*INFORMATION PROVIDED*.
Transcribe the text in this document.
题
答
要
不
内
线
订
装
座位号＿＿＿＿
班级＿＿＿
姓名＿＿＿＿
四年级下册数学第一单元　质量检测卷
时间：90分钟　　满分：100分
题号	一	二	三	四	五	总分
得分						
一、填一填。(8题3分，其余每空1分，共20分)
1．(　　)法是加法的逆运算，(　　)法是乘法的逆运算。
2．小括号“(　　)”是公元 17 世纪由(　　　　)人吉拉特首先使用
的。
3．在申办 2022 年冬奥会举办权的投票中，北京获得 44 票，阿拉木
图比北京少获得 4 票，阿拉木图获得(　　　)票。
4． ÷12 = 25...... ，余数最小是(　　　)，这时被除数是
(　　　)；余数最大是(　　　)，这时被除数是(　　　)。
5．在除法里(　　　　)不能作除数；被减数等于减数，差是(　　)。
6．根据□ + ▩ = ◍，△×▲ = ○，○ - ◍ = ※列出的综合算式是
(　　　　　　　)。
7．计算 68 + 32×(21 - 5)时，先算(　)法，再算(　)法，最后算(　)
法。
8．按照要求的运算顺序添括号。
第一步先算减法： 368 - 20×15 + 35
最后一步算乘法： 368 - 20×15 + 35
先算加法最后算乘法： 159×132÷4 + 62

*EXERCISE DESCRIPTION*.
Retype the entries exactly, including every line.

*WRITTEN ANSWER*.
Transcribe the text in this document.
题
答
要
不
内
线
订
装
座位号＿＿＿＿
班级＿＿＿
姓名＿＿＿＿
四年级下册数学第一单元　质量检测卷
时间：90分钟　　满分：100分
题号	一	二	三	四	五	总分
得分						
一、填一填。(8题3分，其余每空1分，共20分)
1．(　　)法是加法的逆运算，(　　)法是乘法的逆运算。
2．小括号“(　　)”是公元 17 世纪由(　　　　)人吉拉特首先使用
的。
3．在申办 2022 年冬奥会举办权的投票中，北京获得 44 票，阿拉木
图比北京少获得 4 票，阿拉木图获得(　　　)票。
4． ÷12 = 25...... ，余数最小是(　　　)，这时被除数是
(　　　)；余数最大是(　　　)，这时被除数是(　　　)。
5．在除法里(　　　　)不能作除数；被减数等于减数，差是(　　)。
6．根据□ + ▩ = ◍，△×▲ = ○，○ - ◍ = ※列出的综合算式是
(　　　　　　　)。
7．计算 68 + 32×(21 - 5)时，先算(　)法，再算(　)法，最后算(　)
法。
8．按照要求的运算顺序添括号。
第一步先算减法： 368 - 20×15 + 35
最后一步算乘法： 368 - 20×15 + 35
先算加法最后算乘法： 159×132÷4 + 62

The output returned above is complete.